§ **EXERCISE GOAL**:
Copy out the lines that have "object" in them.

··· DATASET CONTENT

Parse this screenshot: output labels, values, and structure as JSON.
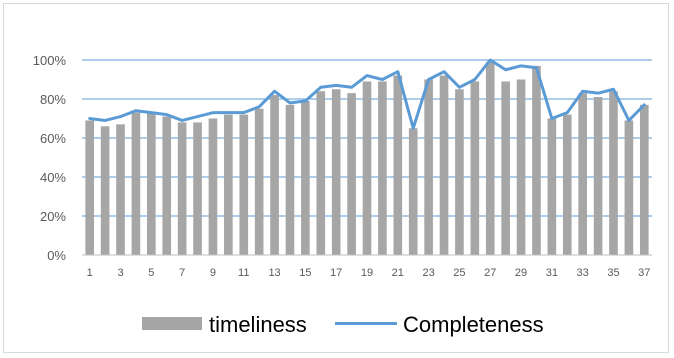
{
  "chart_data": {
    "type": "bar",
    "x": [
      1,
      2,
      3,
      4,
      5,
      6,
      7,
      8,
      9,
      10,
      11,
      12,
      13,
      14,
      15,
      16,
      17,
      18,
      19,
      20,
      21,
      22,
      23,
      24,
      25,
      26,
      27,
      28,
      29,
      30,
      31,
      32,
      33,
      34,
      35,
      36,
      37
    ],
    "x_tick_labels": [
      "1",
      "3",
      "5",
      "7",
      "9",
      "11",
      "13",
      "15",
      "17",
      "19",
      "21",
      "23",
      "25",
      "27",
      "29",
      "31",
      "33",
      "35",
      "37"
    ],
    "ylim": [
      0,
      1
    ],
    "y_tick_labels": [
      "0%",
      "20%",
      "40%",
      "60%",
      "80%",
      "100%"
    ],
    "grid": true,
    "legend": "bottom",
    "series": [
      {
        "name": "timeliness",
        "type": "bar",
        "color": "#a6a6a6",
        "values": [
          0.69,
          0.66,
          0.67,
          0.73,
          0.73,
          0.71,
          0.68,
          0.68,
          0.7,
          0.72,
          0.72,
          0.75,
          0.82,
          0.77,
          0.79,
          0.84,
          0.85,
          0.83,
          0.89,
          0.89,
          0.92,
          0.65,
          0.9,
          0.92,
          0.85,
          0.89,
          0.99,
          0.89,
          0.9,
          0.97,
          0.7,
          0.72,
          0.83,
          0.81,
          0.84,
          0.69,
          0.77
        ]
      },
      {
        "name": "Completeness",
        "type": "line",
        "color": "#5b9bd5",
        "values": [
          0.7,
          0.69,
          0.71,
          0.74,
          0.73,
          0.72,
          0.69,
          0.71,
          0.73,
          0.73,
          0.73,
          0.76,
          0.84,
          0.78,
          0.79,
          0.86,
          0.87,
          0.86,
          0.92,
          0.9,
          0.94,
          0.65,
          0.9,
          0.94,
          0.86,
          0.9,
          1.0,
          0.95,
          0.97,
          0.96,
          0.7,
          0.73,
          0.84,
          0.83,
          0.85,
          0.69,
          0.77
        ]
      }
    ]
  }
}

······
··· DATASET CONTENT

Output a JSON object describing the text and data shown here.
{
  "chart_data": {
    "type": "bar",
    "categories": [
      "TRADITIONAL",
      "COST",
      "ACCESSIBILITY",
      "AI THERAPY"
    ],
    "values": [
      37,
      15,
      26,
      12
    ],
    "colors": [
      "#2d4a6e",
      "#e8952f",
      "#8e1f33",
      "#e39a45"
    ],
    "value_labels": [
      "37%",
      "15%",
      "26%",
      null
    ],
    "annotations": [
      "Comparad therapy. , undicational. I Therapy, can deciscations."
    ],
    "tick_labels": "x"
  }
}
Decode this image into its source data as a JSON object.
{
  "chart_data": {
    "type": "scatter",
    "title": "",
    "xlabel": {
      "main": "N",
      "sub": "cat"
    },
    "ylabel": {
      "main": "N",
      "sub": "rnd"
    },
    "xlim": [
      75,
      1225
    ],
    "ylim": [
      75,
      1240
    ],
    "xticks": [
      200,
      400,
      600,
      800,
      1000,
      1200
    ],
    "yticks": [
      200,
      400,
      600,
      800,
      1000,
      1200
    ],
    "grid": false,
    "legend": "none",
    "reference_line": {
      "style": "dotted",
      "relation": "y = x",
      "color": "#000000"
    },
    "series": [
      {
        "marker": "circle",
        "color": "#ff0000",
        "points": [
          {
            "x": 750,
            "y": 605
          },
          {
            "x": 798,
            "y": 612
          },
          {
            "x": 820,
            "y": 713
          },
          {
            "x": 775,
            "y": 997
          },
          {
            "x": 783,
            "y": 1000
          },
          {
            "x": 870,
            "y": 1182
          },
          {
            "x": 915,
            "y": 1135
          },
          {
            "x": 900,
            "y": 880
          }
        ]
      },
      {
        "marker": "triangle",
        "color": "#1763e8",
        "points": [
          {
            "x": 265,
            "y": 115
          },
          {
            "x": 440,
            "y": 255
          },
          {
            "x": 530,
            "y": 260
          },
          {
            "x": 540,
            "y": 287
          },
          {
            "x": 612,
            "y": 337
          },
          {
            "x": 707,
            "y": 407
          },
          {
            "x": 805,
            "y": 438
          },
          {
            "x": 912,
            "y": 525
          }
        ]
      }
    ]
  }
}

······

§ **REPLY**:
Output a JSON object describing the text and data shown here.
Decode this image into its source data as a JSON object.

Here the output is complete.